--- BEGIN ---

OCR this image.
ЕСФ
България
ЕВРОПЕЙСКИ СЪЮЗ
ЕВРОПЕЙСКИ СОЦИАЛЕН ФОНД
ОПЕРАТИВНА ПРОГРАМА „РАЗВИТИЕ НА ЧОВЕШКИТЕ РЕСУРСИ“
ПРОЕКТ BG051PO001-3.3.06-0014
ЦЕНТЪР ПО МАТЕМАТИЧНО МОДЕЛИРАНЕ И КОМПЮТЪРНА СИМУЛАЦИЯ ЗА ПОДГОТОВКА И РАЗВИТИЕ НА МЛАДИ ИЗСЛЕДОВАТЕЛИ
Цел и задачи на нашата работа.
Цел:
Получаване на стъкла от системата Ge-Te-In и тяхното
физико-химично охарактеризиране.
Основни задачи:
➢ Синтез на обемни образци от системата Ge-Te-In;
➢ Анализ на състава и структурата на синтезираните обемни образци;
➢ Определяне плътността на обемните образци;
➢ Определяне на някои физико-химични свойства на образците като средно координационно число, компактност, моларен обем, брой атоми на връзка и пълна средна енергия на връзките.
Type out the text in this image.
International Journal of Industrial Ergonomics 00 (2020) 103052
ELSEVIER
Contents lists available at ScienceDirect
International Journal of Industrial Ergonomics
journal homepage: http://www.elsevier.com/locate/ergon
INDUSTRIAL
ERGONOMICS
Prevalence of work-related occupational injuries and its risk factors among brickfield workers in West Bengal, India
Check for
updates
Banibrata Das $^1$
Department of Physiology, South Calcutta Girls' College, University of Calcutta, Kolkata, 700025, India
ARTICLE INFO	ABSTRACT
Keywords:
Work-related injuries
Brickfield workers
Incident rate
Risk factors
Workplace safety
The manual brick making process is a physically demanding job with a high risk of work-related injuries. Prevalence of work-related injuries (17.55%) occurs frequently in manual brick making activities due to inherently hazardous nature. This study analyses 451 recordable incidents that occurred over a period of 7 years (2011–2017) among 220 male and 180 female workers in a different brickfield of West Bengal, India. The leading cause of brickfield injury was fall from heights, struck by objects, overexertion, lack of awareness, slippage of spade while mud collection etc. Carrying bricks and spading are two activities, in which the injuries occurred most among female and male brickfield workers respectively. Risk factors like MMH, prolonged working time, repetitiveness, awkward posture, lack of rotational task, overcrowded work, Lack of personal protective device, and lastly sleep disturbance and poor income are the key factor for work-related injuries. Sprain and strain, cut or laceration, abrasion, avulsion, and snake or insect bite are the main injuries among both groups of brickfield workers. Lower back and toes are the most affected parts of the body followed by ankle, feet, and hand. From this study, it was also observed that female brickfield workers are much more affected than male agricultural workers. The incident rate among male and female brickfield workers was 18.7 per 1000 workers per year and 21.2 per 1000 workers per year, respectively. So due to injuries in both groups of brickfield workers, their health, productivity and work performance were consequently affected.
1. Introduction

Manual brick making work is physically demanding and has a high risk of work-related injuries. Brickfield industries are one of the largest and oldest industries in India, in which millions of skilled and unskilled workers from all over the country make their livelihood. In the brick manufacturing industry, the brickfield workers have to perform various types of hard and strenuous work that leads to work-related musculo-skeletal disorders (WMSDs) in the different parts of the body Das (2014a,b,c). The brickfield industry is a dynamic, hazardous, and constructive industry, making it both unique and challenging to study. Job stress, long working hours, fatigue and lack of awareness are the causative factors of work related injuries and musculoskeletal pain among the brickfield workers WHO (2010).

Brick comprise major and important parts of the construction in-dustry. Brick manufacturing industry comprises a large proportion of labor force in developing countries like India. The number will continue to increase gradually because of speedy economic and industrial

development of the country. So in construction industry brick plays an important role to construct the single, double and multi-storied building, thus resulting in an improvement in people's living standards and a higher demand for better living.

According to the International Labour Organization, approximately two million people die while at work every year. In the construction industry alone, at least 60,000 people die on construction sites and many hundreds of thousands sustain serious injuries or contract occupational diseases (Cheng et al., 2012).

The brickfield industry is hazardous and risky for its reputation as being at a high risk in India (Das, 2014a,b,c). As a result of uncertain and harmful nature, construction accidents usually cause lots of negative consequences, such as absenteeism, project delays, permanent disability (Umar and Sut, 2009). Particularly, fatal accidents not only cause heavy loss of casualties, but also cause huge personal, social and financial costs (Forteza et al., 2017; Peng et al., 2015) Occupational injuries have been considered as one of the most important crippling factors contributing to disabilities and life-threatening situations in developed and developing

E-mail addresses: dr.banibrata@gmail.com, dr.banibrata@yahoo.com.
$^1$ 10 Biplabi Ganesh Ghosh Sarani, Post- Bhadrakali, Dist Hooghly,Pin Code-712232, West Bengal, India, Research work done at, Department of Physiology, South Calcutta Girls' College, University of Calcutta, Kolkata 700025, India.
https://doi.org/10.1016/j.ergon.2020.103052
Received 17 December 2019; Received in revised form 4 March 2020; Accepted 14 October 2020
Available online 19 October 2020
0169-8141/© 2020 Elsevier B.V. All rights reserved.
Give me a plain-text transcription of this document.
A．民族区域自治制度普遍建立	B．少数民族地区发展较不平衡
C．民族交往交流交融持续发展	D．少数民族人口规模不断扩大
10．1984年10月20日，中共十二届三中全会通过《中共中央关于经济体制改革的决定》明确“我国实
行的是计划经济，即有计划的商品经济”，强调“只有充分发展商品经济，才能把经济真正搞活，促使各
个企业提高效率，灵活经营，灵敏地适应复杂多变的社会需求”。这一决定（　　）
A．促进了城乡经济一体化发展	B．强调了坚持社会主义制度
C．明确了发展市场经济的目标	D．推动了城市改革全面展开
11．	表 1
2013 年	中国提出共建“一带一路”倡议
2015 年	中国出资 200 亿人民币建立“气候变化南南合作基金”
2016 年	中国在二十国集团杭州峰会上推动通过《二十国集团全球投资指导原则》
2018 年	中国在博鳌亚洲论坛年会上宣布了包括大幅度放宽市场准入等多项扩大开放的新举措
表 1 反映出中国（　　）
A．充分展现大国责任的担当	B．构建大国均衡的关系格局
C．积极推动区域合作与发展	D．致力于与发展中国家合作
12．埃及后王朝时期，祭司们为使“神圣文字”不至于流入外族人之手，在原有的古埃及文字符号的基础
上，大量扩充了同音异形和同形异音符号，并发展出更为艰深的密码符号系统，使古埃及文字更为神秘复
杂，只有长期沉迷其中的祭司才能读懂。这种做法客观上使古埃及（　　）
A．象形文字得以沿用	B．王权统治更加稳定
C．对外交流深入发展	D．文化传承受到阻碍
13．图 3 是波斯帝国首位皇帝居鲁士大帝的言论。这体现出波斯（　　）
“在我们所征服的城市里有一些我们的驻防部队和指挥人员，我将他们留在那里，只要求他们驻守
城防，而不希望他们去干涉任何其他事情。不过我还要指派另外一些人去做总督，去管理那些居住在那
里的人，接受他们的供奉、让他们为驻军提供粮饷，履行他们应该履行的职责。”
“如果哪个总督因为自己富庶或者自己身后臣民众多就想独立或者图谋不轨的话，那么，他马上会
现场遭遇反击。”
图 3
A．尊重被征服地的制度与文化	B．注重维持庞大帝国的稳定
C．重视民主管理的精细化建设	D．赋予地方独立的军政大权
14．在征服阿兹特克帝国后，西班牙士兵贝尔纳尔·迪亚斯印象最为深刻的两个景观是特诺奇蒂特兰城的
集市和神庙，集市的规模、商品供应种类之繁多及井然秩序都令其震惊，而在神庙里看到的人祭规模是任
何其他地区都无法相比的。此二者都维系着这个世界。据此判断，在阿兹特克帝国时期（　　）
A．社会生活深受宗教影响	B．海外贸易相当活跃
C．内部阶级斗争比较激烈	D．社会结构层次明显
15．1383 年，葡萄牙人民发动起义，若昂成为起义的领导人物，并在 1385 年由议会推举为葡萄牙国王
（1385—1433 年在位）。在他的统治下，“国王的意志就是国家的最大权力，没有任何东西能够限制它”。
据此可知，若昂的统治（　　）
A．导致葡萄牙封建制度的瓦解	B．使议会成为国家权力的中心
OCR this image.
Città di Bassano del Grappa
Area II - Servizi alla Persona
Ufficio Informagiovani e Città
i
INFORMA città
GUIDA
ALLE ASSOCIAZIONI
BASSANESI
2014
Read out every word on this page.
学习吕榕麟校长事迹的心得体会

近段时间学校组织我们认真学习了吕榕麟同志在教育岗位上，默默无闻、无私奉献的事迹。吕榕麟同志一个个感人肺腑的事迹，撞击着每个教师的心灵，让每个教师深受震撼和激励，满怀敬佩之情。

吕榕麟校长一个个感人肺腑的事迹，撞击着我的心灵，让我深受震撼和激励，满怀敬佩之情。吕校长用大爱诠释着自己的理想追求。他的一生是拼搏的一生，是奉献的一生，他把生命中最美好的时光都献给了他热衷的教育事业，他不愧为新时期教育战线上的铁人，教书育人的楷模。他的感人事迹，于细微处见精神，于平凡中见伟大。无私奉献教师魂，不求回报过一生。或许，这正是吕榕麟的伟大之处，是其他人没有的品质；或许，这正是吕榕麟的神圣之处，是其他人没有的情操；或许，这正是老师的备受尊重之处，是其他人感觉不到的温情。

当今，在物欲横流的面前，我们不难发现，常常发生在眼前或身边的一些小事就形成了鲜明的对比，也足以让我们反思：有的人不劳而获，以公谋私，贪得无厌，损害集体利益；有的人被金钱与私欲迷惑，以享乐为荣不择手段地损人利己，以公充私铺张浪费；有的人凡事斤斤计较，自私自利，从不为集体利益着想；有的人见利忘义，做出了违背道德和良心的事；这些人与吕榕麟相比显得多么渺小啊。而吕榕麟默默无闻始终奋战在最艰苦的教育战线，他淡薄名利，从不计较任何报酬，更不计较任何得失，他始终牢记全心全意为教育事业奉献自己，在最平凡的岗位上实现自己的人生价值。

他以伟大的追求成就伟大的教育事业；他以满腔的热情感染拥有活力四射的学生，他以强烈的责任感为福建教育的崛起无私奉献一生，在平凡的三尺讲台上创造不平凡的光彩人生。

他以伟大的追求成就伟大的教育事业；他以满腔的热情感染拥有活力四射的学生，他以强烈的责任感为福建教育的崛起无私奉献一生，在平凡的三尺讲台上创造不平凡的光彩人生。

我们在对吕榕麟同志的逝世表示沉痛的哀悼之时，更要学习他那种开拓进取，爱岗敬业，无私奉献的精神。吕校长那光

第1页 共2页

--- END ---

- PROBLEM DETAILS
From the data above, copy each line where the string "every" appears.

- EXERCISE OUTPUT
According to the International Labour Organization, approximately two million people die while at work every year. In the construction industry alone, at least 60,000 people die on construction sites and many hundreds of thousands sustain serious injuries or contract occupational diseases (Cheng et al., 2012).
Read out every word on this page.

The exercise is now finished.